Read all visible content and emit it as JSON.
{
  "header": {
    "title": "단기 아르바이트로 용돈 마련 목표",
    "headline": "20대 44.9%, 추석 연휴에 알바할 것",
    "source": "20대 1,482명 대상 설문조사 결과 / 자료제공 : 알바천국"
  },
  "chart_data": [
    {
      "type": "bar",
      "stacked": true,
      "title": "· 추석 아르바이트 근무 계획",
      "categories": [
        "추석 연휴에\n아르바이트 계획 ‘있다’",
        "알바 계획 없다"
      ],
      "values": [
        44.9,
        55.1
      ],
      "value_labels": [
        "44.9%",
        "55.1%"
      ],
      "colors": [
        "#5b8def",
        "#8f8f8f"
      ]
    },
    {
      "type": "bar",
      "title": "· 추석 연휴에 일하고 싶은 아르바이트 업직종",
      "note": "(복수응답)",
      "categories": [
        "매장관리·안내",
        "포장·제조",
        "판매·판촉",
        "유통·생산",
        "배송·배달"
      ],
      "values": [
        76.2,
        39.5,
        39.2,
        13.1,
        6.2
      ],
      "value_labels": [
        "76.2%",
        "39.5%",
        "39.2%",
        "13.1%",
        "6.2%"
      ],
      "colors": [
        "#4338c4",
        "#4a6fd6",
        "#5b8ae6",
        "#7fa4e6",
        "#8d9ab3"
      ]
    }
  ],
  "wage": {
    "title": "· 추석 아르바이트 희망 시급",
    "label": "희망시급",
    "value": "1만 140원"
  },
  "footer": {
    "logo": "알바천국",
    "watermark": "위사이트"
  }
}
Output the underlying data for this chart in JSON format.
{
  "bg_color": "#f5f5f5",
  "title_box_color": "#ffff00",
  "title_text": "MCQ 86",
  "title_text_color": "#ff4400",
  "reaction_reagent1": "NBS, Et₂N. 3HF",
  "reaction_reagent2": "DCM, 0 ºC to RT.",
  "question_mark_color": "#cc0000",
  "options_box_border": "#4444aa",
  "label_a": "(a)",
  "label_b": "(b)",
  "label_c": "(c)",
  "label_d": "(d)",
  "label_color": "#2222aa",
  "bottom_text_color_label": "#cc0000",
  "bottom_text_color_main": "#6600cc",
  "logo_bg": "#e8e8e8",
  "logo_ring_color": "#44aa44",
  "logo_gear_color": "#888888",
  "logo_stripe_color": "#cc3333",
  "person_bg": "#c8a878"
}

--------------------

Directions: Your task is to repeat every line exactly.

Solution below:
Read all visible content and emit it as JSON.
{
  "header": {
    "title": "단기 아르바이트로 용돈 마련 목표",
    "headline": "20대 44.9%, 추석 연휴에 알바할 것",
    "source": "20대 1,482명 대상 설문조사 결과 / 자료제공 : 알바천국"
  },
  "chart_data": [
    {
      "type": "bar",
      "stacked": true,
      "title": "· 추석 아르바이트 근무 계획",
      "categories": [
        "추석 연휴에\n아르바이트 계획 ‘있다’",
        "알바 계획 없다"
      ],
      "values": [
        44.9,
        55.1
      ],
      "value_labels": [
        "44.9%",
        "55.1%"
      ],
      "colors": [
        "#5b8def",
        "#8f8f8f"
      ]
    },
    {
      "type": "bar",
      "title": "· 추석 연휴에 일하고 싶은 아르바이트 업직종",
      "note": "(복수응답)",
      "categories": [
        "매장관리·안내",
        "포장·제조",
        "판매·판촉",
        "유통·생산",
        "배송·배달"
      ],
      "values": [
        76.2,
        39.5,
        39.2,
        13.1,
        6.2
      ],
      "value_labels": [
        "76.2%",
        "39.5%",
        "39.2%",
        "13.1%",
        "6.2%"
      ],
      "colors": [
        "#4338c4",
        "#4a6fd6",
        "#5b8ae6",
        "#7fa4e6",
        "#8d9ab3"
      ]
    }
  ],
  "wage": {
    "title": "· 추석 아르바이트 희망 시급",
    "label": "희망시급",
    "value": "1만 140원"
  },
  "footer": {
    "logo": "알바천국",
    "watermark": "위사이트"
  }
}
Output the underlying data for this chart in JSON format.
{
  "bg_color": "#f5f5f5",
  "title_box_color": "#ffff00",
  "title_text": "MCQ 86",
  "title_text_color": "#ff4400",
  "reaction_reagent1": "NBS, Et₂N. 3HF",
  "reaction_reagent2": "DCM, 0 ºC to RT.",
  "question_mark_color": "#cc0000",
  "options_box_border": "#4444aa",
  "label_a": "(a)",
  "label_b": "(b)",
  "label_c": "(c)",
  "label_d": "(d)",
  "label_color": "#2222aa",
  "bottom_text_color_label": "#cc0000",
  "bottom_text_color_main": "#6600cc",
  "logo_bg": "#e8e8e8",
  "logo_ring_color": "#44aa44",
  "logo_gear_color": "#888888",
  "logo_stripe_color": "#cc3333",
  "person_bg": "#c8a878"
}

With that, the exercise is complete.